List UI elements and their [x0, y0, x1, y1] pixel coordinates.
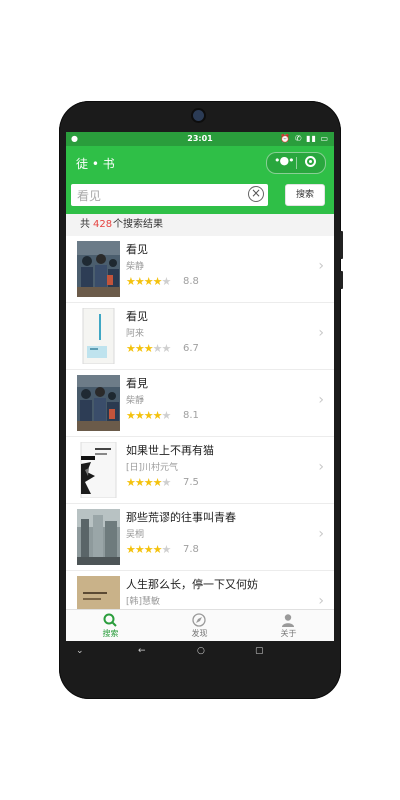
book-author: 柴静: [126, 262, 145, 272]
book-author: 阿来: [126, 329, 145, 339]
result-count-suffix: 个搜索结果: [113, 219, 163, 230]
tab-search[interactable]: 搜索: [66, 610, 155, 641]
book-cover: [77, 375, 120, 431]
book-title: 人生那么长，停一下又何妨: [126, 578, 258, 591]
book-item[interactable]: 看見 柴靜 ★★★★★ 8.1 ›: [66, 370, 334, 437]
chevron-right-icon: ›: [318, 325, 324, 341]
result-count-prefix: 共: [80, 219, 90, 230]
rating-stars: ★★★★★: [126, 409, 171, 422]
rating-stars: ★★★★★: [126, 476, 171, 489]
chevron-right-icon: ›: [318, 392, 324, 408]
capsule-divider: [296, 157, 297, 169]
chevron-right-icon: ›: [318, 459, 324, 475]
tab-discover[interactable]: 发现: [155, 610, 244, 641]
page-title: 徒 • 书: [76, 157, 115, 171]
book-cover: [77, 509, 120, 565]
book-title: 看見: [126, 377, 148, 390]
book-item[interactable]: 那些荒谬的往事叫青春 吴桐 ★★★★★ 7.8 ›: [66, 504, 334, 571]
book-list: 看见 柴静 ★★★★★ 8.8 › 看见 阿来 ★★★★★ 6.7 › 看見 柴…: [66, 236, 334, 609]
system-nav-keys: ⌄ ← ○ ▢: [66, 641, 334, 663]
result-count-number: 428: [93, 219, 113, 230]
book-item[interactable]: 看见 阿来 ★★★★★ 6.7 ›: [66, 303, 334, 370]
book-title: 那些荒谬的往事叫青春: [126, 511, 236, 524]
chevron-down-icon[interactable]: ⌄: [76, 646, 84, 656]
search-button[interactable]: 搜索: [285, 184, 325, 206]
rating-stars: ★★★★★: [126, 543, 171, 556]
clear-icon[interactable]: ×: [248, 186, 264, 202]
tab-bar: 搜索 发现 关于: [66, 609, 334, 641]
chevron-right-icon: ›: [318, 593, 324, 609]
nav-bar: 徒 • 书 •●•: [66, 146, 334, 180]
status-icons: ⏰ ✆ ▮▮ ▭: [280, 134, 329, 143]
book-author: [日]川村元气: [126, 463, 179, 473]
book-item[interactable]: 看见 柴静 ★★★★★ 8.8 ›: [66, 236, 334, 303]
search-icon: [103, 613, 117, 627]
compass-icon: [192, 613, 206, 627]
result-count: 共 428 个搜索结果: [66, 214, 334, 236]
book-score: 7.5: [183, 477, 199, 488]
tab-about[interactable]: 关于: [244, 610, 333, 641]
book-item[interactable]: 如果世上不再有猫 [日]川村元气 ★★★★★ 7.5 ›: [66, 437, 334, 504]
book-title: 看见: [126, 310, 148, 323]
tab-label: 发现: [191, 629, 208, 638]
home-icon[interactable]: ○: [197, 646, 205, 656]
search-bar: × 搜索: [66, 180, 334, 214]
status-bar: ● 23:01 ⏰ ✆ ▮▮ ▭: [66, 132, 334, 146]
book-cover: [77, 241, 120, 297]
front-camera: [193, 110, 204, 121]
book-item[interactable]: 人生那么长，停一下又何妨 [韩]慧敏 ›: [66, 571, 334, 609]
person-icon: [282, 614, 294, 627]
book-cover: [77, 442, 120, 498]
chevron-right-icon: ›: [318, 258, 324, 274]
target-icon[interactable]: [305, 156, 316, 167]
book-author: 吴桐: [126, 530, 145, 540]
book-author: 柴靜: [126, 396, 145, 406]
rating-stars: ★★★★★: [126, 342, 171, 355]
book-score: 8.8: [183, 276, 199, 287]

_____

◆ **Task statement**
Extract the lines verbatim, beginning at the line that contains "book-author: 柴静: [126, 262, 145, 272]" and stopping after the line that contains "chevron-right-icon: ›: [318, 258, 324, 274]".

◆ **Answer below**
book-author: 柴静: [126, 262, 145, 272]
book-author: 阿来: [126, 329, 145, 339]
result-count-suffix: 个搜索结果: [113, 219, 163, 230]
tab-search[interactable]: 搜索: [66, 610, 155, 641]
book-cover: [77, 375, 120, 431]
book-title: 人生那么长，停一下又何妨: [126, 578, 258, 591]
book-item[interactable]: 看見 柴靜 ★★★★★ 8.1 ›: [66, 370, 334, 437]
chevron-right-icon: ›: [318, 325, 324, 341]
result-count-prefix: 共: [80, 219, 90, 230]
rating-stars: ★★★★★: [126, 409, 171, 422]
rating-stars: ★★★★★: [126, 476, 171, 489]
chevron-right-icon: ›: [318, 392, 324, 408]
capsule-divider: [296, 157, 297, 169]
chevron-right-icon: ›: [318, 459, 324, 475]
tab-discover[interactable]: 发现: [155, 610, 244, 641]
page-title: 徒 • 书: [76, 157, 115, 171]
book-cover: [77, 509, 120, 565]
book-title: 看見: [126, 377, 148, 390]
book-item[interactable]: 那些荒谬的往事叫青春 吴桐 ★★★★★ 7.8 ›: [66, 504, 334, 571]
book-list: 看见 柴静 ★★★★★ 8.8 › 看见 阿来 ★★★★★ 6.7 › 看見 柴…: [66, 236, 334, 609]
system-nav-keys: ⌄ ← ○ ▢: [66, 641, 334, 663]
result-count-number: 428: [93, 219, 113, 230]
book-item[interactable]: 看见 阿来 ★★★★★ 6.7 ›: [66, 303, 334, 370]
book-title: 那些荒谬的往事叫青春: [126, 511, 236, 524]
chevron-down-icon[interactable]: ⌄: [76, 646, 84, 656]
search-button[interactable]: 搜索: [285, 184, 325, 206]
rating-stars: ★★★★★: [126, 543, 171, 556]
clear-icon[interactable]: ×: [248, 186, 264, 202]
tab-bar: 搜索 发现 关于: [66, 609, 334, 641]
chevron-right-icon: ›: [318, 593, 324, 609]
nav-bar: 徒 • 书 •●•: [66, 146, 334, 180]
status-icons: ⏰ ✆ ▮▮ ▭: [280, 134, 329, 143]
book-author: [日]川村元气: [126, 463, 179, 473]
book-item[interactable]: 看见 柴静 ★★★★★ 8.8 ›: [66, 236, 334, 303]
search-icon: [103, 613, 117, 627]
compass-icon: [192, 613, 206, 627]
result-count: 共 428 个搜索结果: [66, 214, 334, 236]
book-score: 7.5: [183, 477, 199, 488]
tab-about[interactable]: 关于: [244, 610, 333, 641]
book-item[interactable]: 如果世上不再有猫 [日]川村元气 ★★★★★ 7.5 ›: [66, 437, 334, 504]
book-title: 看见: [126, 310, 148, 323]
tab-label: 发现: [191, 629, 208, 638]
home-icon[interactable]: ○: [197, 646, 205, 656]
search-bar: × 搜索: [66, 180, 334, 214]
status-bar: ● 23:01 ⏰ ✆ ▮▮ ▭: [66, 132, 334, 146]
book-cover: [77, 241, 120, 297]
front-camera: [193, 110, 204, 121]
book-item[interactable]: 人生那么长，停一下又何妨 [韩]慧敏 ›: [66, 571, 334, 609]
person-icon: [282, 614, 294, 627]
book-cover: [77, 442, 120, 498]
chevron-right-icon: ›: [318, 258, 324, 274]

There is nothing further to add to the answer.